» **Given records**:
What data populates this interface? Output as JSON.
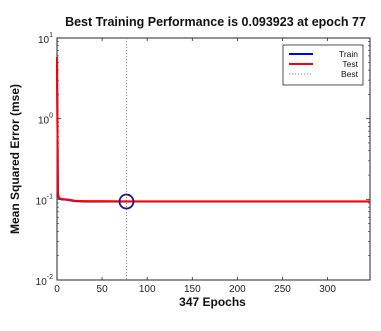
{
  "chart_data": {
    "type": "line",
    "title": "Best Training Performance is 0.093923 at epoch 77",
    "xlabel": "347 Epochs",
    "ylabel": "Mean Squared Error  (mse)",
    "xlim": [
      0,
      347
    ],
    "ylim": [
      0.01,
      10
    ],
    "yscale": "log",
    "grid": false,
    "legend_position": "top-right",
    "x_ticks": [
      0,
      50,
      100,
      150,
      200,
      250,
      300
    ],
    "y_ticks": [
      {
        "value": 10,
        "base": "10",
        "exp": "1"
      },
      {
        "value": 1,
        "base": "10",
        "exp": "0"
      },
      {
        "value": 0.1,
        "base": "10",
        "exp": "-1"
      },
      {
        "value": 0.01,
        "base": "10",
        "exp": "-2"
      }
    ],
    "series": [
      {
        "name": "Train",
        "color": "#0000ff",
        "style": "solid",
        "x": [
          0,
          1,
          2,
          3,
          5,
          10,
          15,
          20,
          30,
          50,
          77,
          100,
          150,
          200,
          250,
          300,
          347
        ],
        "y": [
          5.5,
          0.12,
          0.104,
          0.102,
          0.1,
          0.099,
          0.097,
          0.095,
          0.094,
          0.094,
          0.093923,
          0.0939,
          0.0939,
          0.0939,
          0.0939,
          0.0939,
          0.0939
        ]
      },
      {
        "name": "Test",
        "color": "#ff0000",
        "style": "solid",
        "x": [
          0,
          1,
          2,
          3,
          5,
          10,
          15,
          20,
          30,
          50,
          77,
          100,
          150,
          200,
          250,
          300,
          347
        ],
        "y": [
          5.8,
          0.12,
          0.105,
          0.103,
          0.101,
          0.1,
          0.098,
          0.096,
          0.095,
          0.095,
          0.0945,
          0.0944,
          0.0944,
          0.0944,
          0.0944,
          0.0944,
          0.0944
        ]
      }
    ],
    "best": {
      "name": "Best",
      "epoch": 77,
      "value": 0.093923,
      "color": "#888888",
      "style": "dotted",
      "marker_color": "#1a1a8a"
    }
  }
}
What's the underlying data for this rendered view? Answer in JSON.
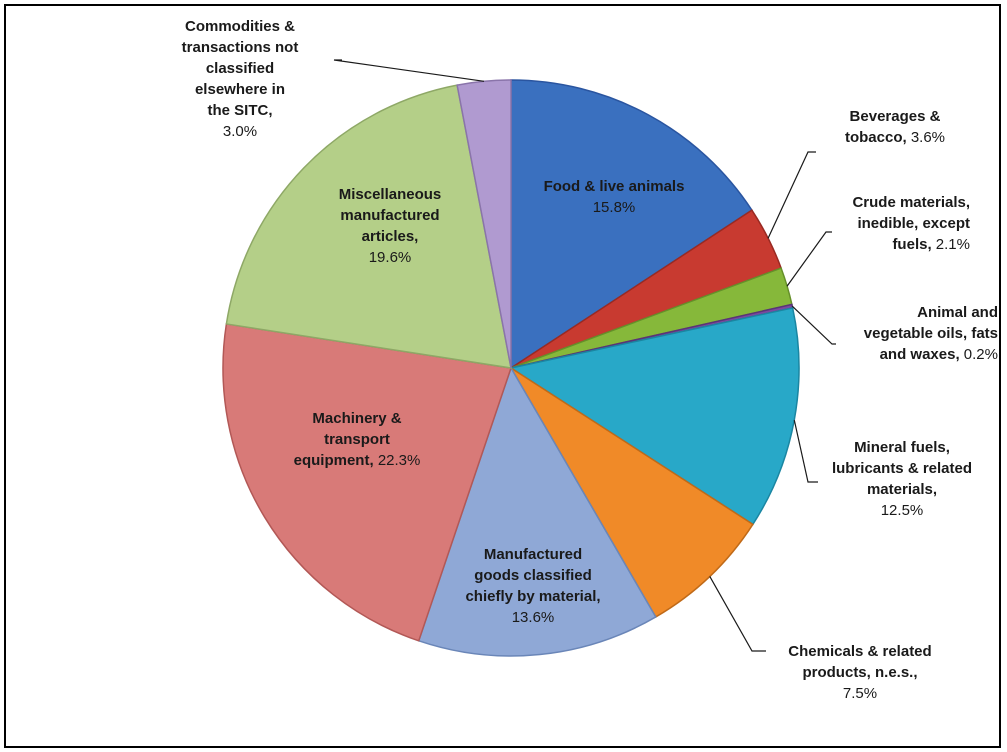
{
  "chart_data": {
    "type": "pie",
    "title": "",
    "start_angle_deg": 0,
    "direction": "clockwise",
    "slices": [
      {
        "label_lines": [
          "Food  & live animals"
        ],
        "value_text": "15.8%",
        "value": 15.8,
        "color": "#3a70bf",
        "edge": "#2a55a0"
      },
      {
        "label_lines": [
          "Beverages &",
          "tobacco,"
        ],
        "value_text": "3.6%",
        "value": 3.6,
        "color": "#c83a30",
        "edge": "#9a2a22"
      },
      {
        "label_lines": [
          "Crude materials,",
          "inedible, except",
          "fuels,"
        ],
        "value_text": "2.1%",
        "value": 2.1,
        "color": "#86b83a",
        "edge": "#66902a"
      },
      {
        "label_lines": [
          "Animal and",
          "vegetable oils, fats",
          "and waxes,"
        ],
        "value_text": "0.2%",
        "value": 0.2,
        "color": "#7a4aa0",
        "edge": "#5a3478"
      },
      {
        "label_lines": [
          "Mineral fuels,",
          "lubricants & related",
          "materials,"
        ],
        "value_text": "12.5%",
        "value": 12.5,
        "color": "#28a8c8",
        "edge": "#1a86a2"
      },
      {
        "label_lines": [
          "Chemicals & related",
          "products, n.e.s.,"
        ],
        "value_text": "7.5%",
        "value": 7.5,
        "color": "#f08a28",
        "edge": "#c06a18"
      },
      {
        "label_lines": [
          "Manufactured",
          "goods classified",
          "chiefly by material,"
        ],
        "value_text": "13.6%",
        "value": 13.6,
        "color": "#8fa8d6",
        "edge": "#6a86b8"
      },
      {
        "label_lines": [
          "Machinery &",
          "transport",
          "equipment,"
        ],
        "value_text": "22.3%",
        "value": 22.3,
        "color": "#d87a78",
        "edge": "#b25856"
      },
      {
        "label_lines": [
          "Miscellaneous",
          "manufactured",
          "articles,"
        ],
        "value_text": "19.6%",
        "value": 19.6,
        "color": "#b4cf88",
        "edge": "#8ea866"
      },
      {
        "label_lines": [
          "Commodities &",
          "transactions  not",
          "classified",
          "elsewhere in",
          "the SITC,"
        ],
        "value_text": "3.0%",
        "value": 3.0,
        "color": "#b09ad0",
        "edge": "#8a74aa"
      }
    ]
  }
}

» **What to produce**: Scan the lines for the string "title". Copy out each line that matches.

» **Final answer**:
    "title": "Best Training Performance is 0.093923 at epoch 77",
    "title": "",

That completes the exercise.